**Required work**
Scan the data below for the string "five". Copy every line where it appears.

++++++++++

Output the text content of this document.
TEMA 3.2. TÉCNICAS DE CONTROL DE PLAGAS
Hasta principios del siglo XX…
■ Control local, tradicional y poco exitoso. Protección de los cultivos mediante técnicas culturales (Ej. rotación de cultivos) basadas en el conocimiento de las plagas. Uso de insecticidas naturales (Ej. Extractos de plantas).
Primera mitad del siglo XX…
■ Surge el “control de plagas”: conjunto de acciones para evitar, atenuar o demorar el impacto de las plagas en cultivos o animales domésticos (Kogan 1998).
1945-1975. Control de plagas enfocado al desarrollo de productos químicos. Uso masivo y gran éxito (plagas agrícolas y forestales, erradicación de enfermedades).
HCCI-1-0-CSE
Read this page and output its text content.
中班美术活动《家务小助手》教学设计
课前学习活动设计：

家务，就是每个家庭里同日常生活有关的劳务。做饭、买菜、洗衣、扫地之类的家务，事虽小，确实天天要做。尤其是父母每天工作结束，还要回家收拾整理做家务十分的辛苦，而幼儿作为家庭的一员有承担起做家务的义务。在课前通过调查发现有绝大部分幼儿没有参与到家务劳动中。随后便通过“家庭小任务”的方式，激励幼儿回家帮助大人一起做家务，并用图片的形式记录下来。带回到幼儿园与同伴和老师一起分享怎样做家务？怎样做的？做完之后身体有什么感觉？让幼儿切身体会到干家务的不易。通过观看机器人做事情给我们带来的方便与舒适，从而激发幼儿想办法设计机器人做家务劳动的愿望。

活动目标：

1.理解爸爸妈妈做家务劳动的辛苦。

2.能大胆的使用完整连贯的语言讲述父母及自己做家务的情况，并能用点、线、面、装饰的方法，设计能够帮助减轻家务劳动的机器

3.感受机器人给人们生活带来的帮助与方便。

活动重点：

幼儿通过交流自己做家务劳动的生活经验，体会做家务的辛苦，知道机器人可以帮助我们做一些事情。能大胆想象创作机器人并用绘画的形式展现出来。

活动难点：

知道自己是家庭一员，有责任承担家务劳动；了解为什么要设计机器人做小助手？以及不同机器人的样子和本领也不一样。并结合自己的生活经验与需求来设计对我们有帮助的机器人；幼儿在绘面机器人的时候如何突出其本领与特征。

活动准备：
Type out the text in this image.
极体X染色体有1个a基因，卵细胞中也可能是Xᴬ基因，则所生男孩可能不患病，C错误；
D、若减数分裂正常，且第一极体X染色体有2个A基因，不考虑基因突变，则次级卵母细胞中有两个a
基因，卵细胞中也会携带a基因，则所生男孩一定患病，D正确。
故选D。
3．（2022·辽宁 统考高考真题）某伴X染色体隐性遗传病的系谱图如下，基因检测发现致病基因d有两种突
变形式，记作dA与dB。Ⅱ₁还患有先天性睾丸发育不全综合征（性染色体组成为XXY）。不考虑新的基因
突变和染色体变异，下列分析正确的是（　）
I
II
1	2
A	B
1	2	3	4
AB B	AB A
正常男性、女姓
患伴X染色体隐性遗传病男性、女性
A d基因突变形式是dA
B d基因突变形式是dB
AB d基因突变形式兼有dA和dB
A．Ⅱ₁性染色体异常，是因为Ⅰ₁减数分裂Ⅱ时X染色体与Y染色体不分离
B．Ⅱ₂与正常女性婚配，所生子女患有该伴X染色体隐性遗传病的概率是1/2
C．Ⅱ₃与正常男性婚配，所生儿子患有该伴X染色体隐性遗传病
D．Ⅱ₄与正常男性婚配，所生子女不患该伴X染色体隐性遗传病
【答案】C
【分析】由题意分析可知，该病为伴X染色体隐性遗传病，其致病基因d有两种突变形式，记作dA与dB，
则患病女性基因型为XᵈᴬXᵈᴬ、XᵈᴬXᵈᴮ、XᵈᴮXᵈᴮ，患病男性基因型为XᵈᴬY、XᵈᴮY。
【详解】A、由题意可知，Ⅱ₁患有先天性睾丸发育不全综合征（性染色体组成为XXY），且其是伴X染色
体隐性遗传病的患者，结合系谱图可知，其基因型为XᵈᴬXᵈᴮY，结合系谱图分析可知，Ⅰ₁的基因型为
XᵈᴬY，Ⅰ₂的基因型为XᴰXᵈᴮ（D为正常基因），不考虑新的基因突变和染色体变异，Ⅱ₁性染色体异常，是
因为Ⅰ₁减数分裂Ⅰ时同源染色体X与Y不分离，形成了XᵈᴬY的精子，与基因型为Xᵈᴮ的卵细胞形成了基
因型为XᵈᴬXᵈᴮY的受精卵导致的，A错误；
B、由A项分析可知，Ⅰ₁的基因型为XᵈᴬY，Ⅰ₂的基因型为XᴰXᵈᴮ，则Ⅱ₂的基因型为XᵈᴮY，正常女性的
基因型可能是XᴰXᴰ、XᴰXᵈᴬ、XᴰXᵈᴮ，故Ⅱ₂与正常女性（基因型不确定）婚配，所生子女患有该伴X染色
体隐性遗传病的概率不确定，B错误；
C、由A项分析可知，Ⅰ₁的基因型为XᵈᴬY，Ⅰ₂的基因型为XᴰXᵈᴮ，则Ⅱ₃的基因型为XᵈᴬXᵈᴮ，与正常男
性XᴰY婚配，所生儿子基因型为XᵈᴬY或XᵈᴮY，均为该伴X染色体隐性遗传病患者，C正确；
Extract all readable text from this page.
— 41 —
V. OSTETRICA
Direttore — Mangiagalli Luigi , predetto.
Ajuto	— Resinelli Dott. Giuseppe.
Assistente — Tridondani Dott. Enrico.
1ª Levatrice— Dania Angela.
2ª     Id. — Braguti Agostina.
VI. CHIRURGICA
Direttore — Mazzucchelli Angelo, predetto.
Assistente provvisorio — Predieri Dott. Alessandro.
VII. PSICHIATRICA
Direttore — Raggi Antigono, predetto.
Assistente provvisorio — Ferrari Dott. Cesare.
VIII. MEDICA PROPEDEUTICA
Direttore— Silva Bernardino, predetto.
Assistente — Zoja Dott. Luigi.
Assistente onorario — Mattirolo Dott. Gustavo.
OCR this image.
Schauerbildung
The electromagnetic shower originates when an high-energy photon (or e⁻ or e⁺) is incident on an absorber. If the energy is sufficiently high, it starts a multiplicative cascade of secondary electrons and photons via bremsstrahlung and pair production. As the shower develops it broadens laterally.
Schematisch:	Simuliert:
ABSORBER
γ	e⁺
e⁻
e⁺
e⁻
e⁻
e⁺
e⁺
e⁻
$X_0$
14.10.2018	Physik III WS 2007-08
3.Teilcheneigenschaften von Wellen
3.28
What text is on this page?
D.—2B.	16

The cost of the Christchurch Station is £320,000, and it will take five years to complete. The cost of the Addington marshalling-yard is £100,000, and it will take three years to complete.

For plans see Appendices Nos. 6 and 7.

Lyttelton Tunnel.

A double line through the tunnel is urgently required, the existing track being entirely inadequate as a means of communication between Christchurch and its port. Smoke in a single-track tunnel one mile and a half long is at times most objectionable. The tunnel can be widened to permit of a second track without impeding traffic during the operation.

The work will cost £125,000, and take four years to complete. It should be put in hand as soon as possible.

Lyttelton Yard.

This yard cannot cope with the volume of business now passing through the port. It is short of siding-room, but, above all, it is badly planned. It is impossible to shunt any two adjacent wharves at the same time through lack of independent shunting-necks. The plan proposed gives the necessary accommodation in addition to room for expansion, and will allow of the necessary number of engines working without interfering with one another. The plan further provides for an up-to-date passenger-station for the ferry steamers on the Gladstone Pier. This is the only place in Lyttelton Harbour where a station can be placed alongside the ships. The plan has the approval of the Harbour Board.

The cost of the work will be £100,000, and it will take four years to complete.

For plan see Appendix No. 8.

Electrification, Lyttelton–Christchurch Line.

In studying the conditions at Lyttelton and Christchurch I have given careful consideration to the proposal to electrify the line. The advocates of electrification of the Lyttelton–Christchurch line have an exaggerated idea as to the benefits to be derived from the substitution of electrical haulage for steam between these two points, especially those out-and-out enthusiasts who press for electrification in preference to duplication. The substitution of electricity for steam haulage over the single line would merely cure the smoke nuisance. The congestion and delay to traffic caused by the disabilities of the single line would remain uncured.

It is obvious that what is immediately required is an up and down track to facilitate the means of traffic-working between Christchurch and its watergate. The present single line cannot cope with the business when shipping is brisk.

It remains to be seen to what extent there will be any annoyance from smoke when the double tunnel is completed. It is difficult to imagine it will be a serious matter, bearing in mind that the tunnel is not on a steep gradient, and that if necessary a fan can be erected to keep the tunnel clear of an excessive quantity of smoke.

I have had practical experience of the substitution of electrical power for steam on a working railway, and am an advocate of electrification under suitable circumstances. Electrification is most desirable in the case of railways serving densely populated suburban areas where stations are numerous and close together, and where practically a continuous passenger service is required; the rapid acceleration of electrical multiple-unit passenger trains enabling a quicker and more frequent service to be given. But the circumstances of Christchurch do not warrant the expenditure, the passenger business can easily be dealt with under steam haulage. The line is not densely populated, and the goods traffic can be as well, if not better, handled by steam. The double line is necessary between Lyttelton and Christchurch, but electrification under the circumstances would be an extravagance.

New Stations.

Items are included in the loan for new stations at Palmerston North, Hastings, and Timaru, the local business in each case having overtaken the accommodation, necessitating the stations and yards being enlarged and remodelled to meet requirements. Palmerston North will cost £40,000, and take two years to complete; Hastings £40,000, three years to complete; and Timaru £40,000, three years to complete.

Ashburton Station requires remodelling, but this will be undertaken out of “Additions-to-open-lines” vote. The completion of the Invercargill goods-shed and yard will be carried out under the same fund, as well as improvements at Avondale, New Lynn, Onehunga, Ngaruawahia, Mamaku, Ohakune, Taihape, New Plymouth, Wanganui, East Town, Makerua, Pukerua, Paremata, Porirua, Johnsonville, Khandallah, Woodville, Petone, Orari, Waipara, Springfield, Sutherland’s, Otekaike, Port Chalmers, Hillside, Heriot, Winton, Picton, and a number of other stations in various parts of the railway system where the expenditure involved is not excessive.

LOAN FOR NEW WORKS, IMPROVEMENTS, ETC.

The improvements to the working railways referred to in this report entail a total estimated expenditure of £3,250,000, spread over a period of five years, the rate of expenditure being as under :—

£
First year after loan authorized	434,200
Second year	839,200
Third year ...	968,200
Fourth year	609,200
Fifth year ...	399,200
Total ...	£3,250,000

++++++++++

**Exercise solution**
The cost of the Christchurch Station is £320,000, and it will take five years to complete. The cost of the Addington marshalling-yard is £100,000, and it will take three years to complete.
The improvements to the working railways referred to in this report entail a total estimated expenditure of £3,250,000, spread over a period of five years, the rate of expenditure being as under :—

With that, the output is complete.